What the exercise asks: Work through the material below line by line and say how many lines include the word "JSON". Only the number, please.
━━━━━ Stored rows
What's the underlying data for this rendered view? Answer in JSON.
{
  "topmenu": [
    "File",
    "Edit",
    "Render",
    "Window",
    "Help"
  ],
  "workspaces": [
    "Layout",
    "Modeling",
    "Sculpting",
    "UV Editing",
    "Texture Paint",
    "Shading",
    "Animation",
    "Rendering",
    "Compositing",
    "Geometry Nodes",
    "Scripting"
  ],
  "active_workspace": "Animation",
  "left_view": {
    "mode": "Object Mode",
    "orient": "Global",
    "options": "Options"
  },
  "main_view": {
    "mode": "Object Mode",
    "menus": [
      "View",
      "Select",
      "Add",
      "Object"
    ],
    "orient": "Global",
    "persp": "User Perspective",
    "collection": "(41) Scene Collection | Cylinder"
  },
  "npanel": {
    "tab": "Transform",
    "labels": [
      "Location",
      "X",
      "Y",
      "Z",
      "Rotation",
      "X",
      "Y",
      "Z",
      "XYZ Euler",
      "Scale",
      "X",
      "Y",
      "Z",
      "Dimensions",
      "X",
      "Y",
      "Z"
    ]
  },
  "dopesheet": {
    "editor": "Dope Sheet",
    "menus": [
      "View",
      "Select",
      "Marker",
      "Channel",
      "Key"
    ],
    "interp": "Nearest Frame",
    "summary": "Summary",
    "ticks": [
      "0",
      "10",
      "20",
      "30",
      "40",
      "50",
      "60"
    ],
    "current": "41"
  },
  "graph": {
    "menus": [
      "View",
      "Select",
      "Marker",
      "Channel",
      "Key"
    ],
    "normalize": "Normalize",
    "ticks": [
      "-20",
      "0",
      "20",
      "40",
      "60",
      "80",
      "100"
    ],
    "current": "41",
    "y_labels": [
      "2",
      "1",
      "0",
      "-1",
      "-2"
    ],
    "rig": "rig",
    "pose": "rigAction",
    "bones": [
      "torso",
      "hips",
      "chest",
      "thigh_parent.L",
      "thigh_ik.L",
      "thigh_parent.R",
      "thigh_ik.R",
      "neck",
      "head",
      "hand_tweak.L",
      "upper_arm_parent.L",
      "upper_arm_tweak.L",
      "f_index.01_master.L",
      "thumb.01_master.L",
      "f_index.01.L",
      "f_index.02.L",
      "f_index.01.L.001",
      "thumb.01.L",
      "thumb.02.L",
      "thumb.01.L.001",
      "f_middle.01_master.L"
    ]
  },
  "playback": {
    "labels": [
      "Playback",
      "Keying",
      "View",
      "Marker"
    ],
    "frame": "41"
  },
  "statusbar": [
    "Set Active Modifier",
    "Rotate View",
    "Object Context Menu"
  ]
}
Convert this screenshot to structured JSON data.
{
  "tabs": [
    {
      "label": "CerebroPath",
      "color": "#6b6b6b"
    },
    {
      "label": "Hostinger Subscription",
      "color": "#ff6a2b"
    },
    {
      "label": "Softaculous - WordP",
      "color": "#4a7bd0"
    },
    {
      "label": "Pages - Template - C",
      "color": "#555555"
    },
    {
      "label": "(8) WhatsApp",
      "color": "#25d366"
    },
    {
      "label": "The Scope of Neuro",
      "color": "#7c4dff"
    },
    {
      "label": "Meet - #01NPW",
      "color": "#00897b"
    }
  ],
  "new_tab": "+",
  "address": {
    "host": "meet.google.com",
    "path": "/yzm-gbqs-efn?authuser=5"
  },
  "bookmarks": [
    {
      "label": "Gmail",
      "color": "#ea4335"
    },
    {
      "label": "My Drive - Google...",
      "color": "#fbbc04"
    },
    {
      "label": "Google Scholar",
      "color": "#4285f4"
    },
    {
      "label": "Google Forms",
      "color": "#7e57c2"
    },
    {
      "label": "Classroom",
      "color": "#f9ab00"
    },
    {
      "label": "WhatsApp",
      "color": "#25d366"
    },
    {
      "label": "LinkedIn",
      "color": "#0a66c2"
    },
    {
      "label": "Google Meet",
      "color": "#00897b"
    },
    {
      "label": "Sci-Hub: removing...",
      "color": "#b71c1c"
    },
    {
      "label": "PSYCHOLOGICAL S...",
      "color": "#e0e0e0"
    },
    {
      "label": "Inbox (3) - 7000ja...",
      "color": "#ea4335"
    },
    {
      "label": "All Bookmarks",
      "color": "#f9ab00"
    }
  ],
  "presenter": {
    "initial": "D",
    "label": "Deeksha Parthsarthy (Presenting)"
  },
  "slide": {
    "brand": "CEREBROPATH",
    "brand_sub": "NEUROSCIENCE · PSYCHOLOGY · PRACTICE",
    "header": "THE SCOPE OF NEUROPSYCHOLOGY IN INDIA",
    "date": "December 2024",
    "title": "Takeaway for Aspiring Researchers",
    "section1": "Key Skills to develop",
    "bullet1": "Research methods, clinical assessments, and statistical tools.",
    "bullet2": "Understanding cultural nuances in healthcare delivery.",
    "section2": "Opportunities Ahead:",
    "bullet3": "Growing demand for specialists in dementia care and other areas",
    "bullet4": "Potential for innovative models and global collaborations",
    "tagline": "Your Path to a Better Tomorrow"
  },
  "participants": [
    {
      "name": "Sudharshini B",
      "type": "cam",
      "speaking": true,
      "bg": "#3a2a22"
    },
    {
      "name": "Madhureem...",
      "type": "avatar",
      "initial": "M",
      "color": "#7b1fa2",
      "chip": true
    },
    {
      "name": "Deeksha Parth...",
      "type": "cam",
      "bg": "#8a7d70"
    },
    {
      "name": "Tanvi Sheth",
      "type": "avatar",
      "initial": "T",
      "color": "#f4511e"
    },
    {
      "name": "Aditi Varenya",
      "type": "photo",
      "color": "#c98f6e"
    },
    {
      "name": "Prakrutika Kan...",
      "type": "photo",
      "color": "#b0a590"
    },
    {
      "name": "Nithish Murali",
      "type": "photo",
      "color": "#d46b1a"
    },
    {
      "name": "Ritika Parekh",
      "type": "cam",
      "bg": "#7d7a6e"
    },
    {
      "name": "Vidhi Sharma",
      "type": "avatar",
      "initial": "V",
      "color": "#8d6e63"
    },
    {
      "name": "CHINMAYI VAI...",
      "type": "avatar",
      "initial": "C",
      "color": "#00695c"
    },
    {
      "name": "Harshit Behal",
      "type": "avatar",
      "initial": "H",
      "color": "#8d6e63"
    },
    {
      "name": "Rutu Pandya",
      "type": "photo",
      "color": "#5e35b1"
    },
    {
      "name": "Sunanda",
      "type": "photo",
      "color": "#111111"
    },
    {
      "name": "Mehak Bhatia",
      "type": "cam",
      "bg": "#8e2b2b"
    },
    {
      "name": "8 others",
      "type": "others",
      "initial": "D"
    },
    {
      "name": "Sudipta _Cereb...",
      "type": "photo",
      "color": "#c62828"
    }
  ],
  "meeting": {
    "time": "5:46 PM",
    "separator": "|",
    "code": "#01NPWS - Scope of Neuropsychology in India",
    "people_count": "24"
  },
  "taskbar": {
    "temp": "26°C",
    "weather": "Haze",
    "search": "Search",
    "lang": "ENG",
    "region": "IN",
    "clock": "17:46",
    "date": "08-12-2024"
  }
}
━━━━━━━━━━
Answer below: 2